┏━━

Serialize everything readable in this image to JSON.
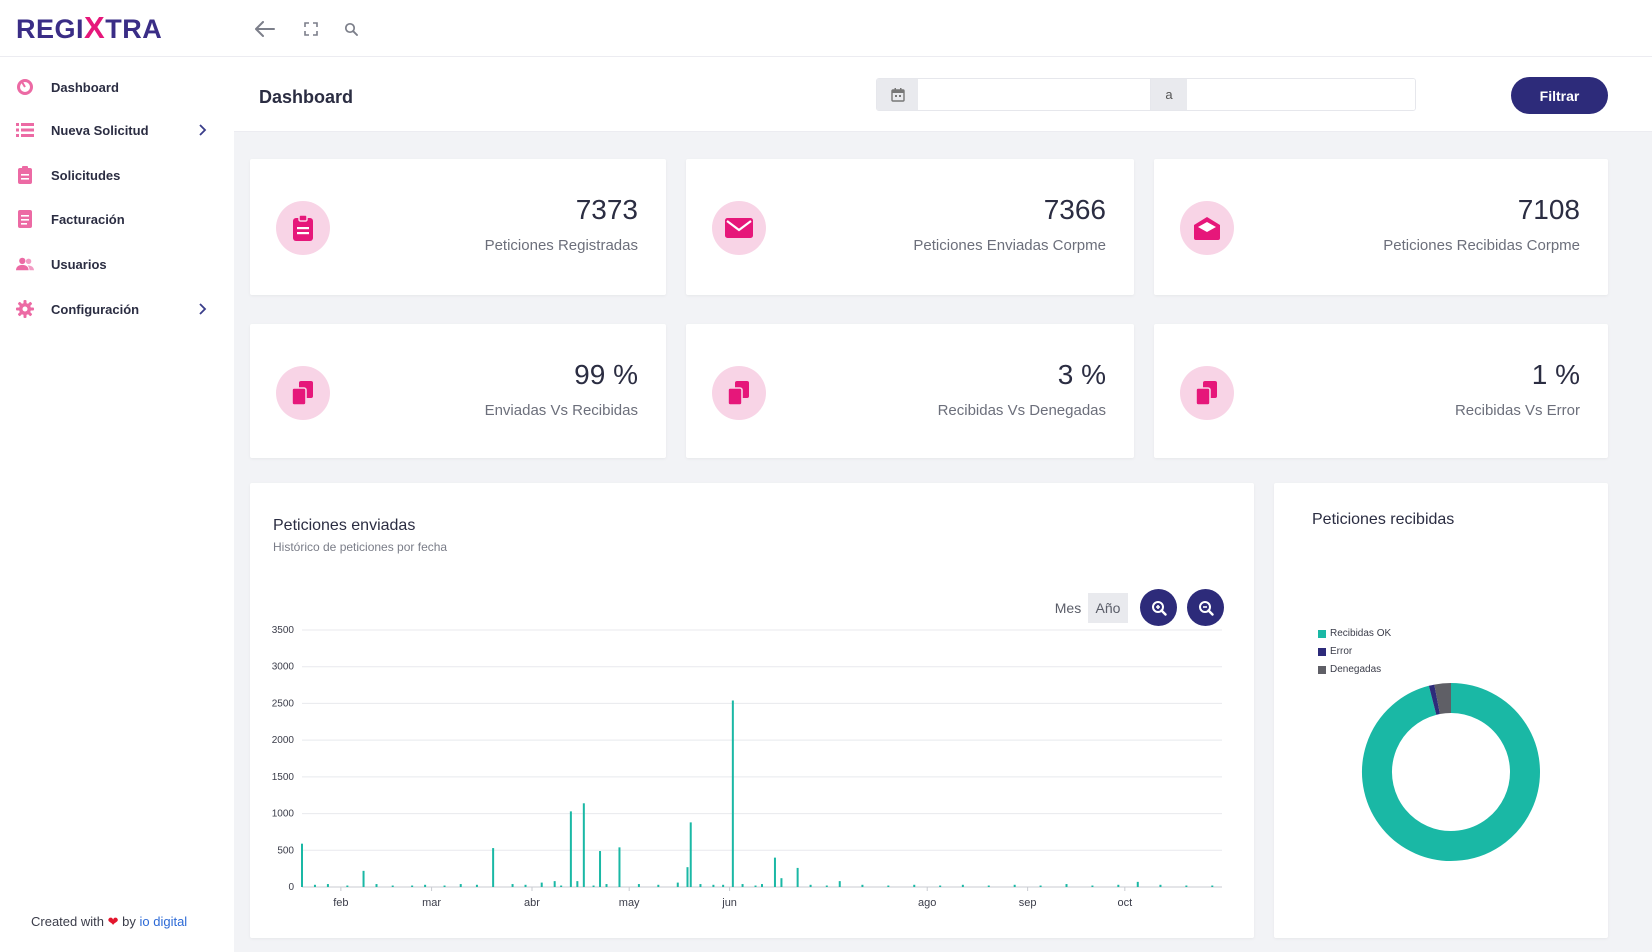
{
  "brand": {
    "prefix": "REGI",
    "x": "X",
    "suffix": "TRA",
    "color": "#3a2d86",
    "accent": "#e6177a"
  },
  "topbar": {
    "icons": [
      "arrow-left-icon",
      "fullscreen-icon",
      "search-icon"
    ]
  },
  "sidebar": {
    "items": [
      {
        "label": "Dashboard",
        "icon": "dashboard-icon",
        "has_chevron": false
      },
      {
        "label": "Nueva Solicitud",
        "icon": "list-icon",
        "has_chevron": true
      },
      {
        "label": "Solicitudes",
        "icon": "clipboard-icon",
        "has_chevron": false
      },
      {
        "label": "Facturación",
        "icon": "invoice-icon",
        "has_chevron": false
      },
      {
        "label": "Usuarios",
        "icon": "users-icon",
        "has_chevron": false
      },
      {
        "label": "Configuración",
        "icon": "gear-icon",
        "has_chevron": true
      }
    ],
    "footer": {
      "prefix": "Created with",
      "by": "by",
      "link": "io digital"
    }
  },
  "header": {
    "title": "Dashboard",
    "date_from": "",
    "date_separator": "a",
    "date_to": "",
    "filter_label": "Filtrar"
  },
  "stats": [
    {
      "value": "7373",
      "caption": "Peticiones Registradas",
      "icon": "clipboard-icon"
    },
    {
      "value": "7366",
      "caption": "Peticiones Enviadas Corpme",
      "icon": "envelope-icon"
    },
    {
      "value": "7108",
      "caption": "Peticiones Recibidas Corpme",
      "icon": "envelope-open-icon"
    },
    {
      "value": "99 %",
      "caption": "Enviadas Vs Recibidas",
      "icon": "copy-icon"
    },
    {
      "value": "3 %",
      "caption": "Recibidas Vs Denegadas",
      "icon": "copy-icon"
    },
    {
      "value": "1 %",
      "caption": "Recibidas Vs Error",
      "icon": "copy-icon"
    }
  ],
  "enviadas_card": {
    "title": "Peticiones enviadas",
    "subtitle": "Histórico de peticiones por fecha",
    "toggle_mes": "Mes",
    "toggle_ano": "Año"
  },
  "recibidas_card": {
    "title": "Peticiones recibidas"
  },
  "colors": {
    "teal": "#1ab8a5",
    "navy": "#2d2b7a",
    "grey": "#5f5f66",
    "pink": "#e6177a",
    "pink_light": "#f8d4e6"
  },
  "chart_data": [
    {
      "type": "bar",
      "title": "Peticiones enviadas",
      "subtitle": "Histórico de peticiones por fecha",
      "x_tick_labels": [
        "feb",
        "mar",
        "abr",
        "may",
        "jun",
        "ago",
        "sep",
        "oct"
      ],
      "y_ticks": [
        0,
        500,
        1000,
        1500,
        2000,
        2500,
        3000,
        3500
      ],
      "ylim": [
        0,
        3500
      ],
      "xlim": [
        "2023-01-20",
        "2023-10-31"
      ],
      "x_ticks": [
        "2023-02-01",
        "2023-03-01",
        "2023-04-01",
        "2023-05-01",
        "2023-06-01",
        "2023-08-01",
        "2023-09-01",
        "2023-10-01"
      ],
      "grid": true,
      "color": "#1ab8a5",
      "x": [
        "2023-01-20",
        "2023-01-24",
        "2023-01-28",
        "2023-02-03",
        "2023-02-08",
        "2023-02-12",
        "2023-02-17",
        "2023-02-23",
        "2023-02-27",
        "2023-03-05",
        "2023-03-10",
        "2023-03-15",
        "2023-03-20",
        "2023-03-26",
        "2023-03-30",
        "2023-04-04",
        "2023-04-08",
        "2023-04-10",
        "2023-04-13",
        "2023-04-15",
        "2023-04-17",
        "2023-04-20",
        "2023-04-22",
        "2023-04-24",
        "2023-04-28",
        "2023-05-04",
        "2023-05-10",
        "2023-05-16",
        "2023-05-19",
        "2023-05-20",
        "2023-05-23",
        "2023-05-27",
        "2023-05-30",
        "2023-06-02",
        "2023-06-05",
        "2023-06-09",
        "2023-06-11",
        "2023-06-15",
        "2023-06-17",
        "2023-06-22",
        "2023-06-26",
        "2023-07-01",
        "2023-07-05",
        "2023-07-12",
        "2023-07-20",
        "2023-07-28",
        "2023-08-05",
        "2023-08-12",
        "2023-08-20",
        "2023-08-28",
        "2023-09-05",
        "2023-09-13",
        "2023-09-21",
        "2023-09-29",
        "2023-10-05",
        "2023-10-12",
        "2023-10-20",
        "2023-10-28"
      ],
      "values": [
        590,
        30,
        40,
        20,
        220,
        40,
        20,
        20,
        30,
        20,
        40,
        30,
        530,
        40,
        30,
        60,
        80,
        20,
        1030,
        80,
        1140,
        20,
        490,
        40,
        540,
        40,
        30,
        60,
        270,
        880,
        40,
        30,
        30,
        2540,
        40,
        20,
        40,
        400,
        120,
        260,
        30,
        20,
        80,
        30,
        20,
        30,
        20,
        30,
        20,
        30,
        20,
        40,
        20,
        30,
        70,
        30,
        20,
        20
      ]
    },
    {
      "type": "pie",
      "title": "Peticiones recibidas",
      "donut": true,
      "legend_position": "top-left",
      "categories": [
        "Recibidas OK",
        "Error",
        "Denegadas"
      ],
      "values": [
        96,
        1,
        3
      ],
      "colors": [
        "#1ab8a5",
        "#2d2b7a",
        "#5f5f66"
      ]
    }
  ]
}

┗━━

- **SHORT EXERCISE**
Give every line above again exactly, with no pictures.

- **WRITTEN SOLUTION**
Serialize everything readable in this image to JSON.
{
  "brand": {
    "prefix": "REGI",
    "x": "X",
    "suffix": "TRA",
    "color": "#3a2d86",
    "accent": "#e6177a"
  },
  "topbar": {
    "icons": [
      "arrow-left-icon",
      "fullscreen-icon",
      "search-icon"
    ]
  },
  "sidebar": {
    "items": [
      {
        "label": "Dashboard",
        "icon": "dashboard-icon",
        "has_chevron": false
      },
      {
        "label": "Nueva Solicitud",
        "icon": "list-icon",
        "has_chevron": true
      },
      {
        "label": "Solicitudes",
        "icon": "clipboard-icon",
        "has_chevron": false
      },
      {
        "label": "Facturación",
        "icon": "invoice-icon",
        "has_chevron": false
      },
      {
        "label": "Usuarios",
        "icon": "users-icon",
        "has_chevron": false
      },
      {
        "label": "Configuración",
        "icon": "gear-icon",
        "has_chevron": true
      }
    ],
    "footer": {
      "prefix": "Created with",
      "by": "by",
      "link": "io digital"
    }
  },
  "header": {
    "title": "Dashboard",
    "date_from": "",
    "date_separator": "a",
    "date_to": "",
    "filter_label": "Filtrar"
  },
  "stats": [
    {
      "value": "7373",
      "caption": "Peticiones Registradas",
      "icon": "clipboard-icon"
    },
    {
      "value": "7366",
      "caption": "Peticiones Enviadas Corpme",
      "icon": "envelope-icon"
    },
    {
      "value": "7108",
      "caption": "Peticiones Recibidas Corpme",
      "icon": "envelope-open-icon"
    },
    {
      "value": "99 %",
      "caption": "Enviadas Vs Recibidas",
      "icon": "copy-icon"
    },
    {
      "value": "3 %",
      "caption": "Recibidas Vs Denegadas",
      "icon": "copy-icon"
    },
    {
      "value": "1 %",
      "caption": "Recibidas Vs Error",
      "icon": "copy-icon"
    }
  ],
  "enviadas_card": {
    "title": "Peticiones enviadas",
    "subtitle": "Histórico de peticiones por fecha",
    "toggle_mes": "Mes",
    "toggle_ano": "Año"
  },
  "recibidas_card": {
    "title": "Peticiones recibidas"
  },
  "colors": {
    "teal": "#1ab8a5",
    "navy": "#2d2b7a",
    "grey": "#5f5f66",
    "pink": "#e6177a",
    "pink_light": "#f8d4e6"
  },
  "chart_data": [
    {
      "type": "bar",
      "title": "Peticiones enviadas",
      "subtitle": "Histórico de peticiones por fecha",
      "x_tick_labels": [
        "feb",
        "mar",
        "abr",
        "may",
        "jun",
        "ago",
        "sep",
        "oct"
      ],
      "y_ticks": [
        0,
        500,
        1000,
        1500,
        2000,
        2500,
        3000,
        3500
      ],
      "ylim": [
        0,
        3500
      ],
      "xlim": [
        "2023-01-20",
        "2023-10-31"
      ],
      "x_ticks": [
        "2023-02-01",
        "2023-03-01",
        "2023-04-01",
        "2023-05-01",
        "2023-06-01",
        "2023-08-01",
        "2023-09-01",
        "2023-10-01"
      ],
      "grid": true,
      "color": "#1ab8a5",
      "x": [
        "2023-01-20",
        "2023-01-24",
        "2023-01-28",
        "2023-02-03",
        "2023-02-08",
        "2023-02-12",
        "2023-02-17",
        "2023-02-23",
        "2023-02-27",
        "2023-03-05",
        "2023-03-10",
        "2023-03-15",
        "2023-03-20",
        "2023-03-26",
        "2023-03-30",
        "2023-04-04",
        "2023-04-08",
        "2023-04-10",
        "2023-04-13",
        "2023-04-15",
        "2023-04-17",
        "2023-04-20",
        "2023-04-22",
        "2023-04-24",
        "2023-04-28",
        "2023-05-04",
        "2023-05-10",
        "2023-05-16",
        "2023-05-19",
        "2023-05-20",
        "2023-05-23",
        "2023-05-27",
        "2023-05-30",
        "2023-06-02",
        "2023-06-05",
        "2023-06-09",
        "2023-06-11",
        "2023-06-15",
        "2023-06-17",
        "2023-06-22",
        "2023-06-26",
        "2023-07-01",
        "2023-07-05",
        "2023-07-12",
        "2023-07-20",
        "2023-07-28",
        "2023-08-05",
        "2023-08-12",
        "2023-08-20",
        "2023-08-28",
        "2023-09-05",
        "2023-09-13",
        "2023-09-21",
        "2023-09-29",
        "2023-10-05",
        "2023-10-12",
        "2023-10-20",
        "2023-10-28"
      ],
      "values": [
        590,
        30,
        40,
        20,
        220,
        40,
        20,
        20,
        30,
        20,
        40,
        30,
        530,
        40,
        30,
        60,
        80,
        20,
        1030,
        80,
        1140,
        20,
        490,
        40,
        540,
        40,
        30,
        60,
        270,
        880,
        40,
        30,
        30,
        2540,
        40,
        20,
        40,
        400,
        120,
        260,
        30,
        20,
        80,
        30,
        20,
        30,
        20,
        30,
        20,
        30,
        20,
        40,
        20,
        30,
        70,
        30,
        20,
        20
      ]
    },
    {
      "type": "pie",
      "title": "Peticiones recibidas",
      "donut": true,
      "legend_position": "top-left",
      "categories": [
        "Recibidas OK",
        "Error",
        "Denegadas"
      ],
      "values": [
        96,
        1,
        3
      ],
      "colors": [
        "#1ab8a5",
        "#2d2b7a",
        "#5f5f66"
      ]
    }
  ]
}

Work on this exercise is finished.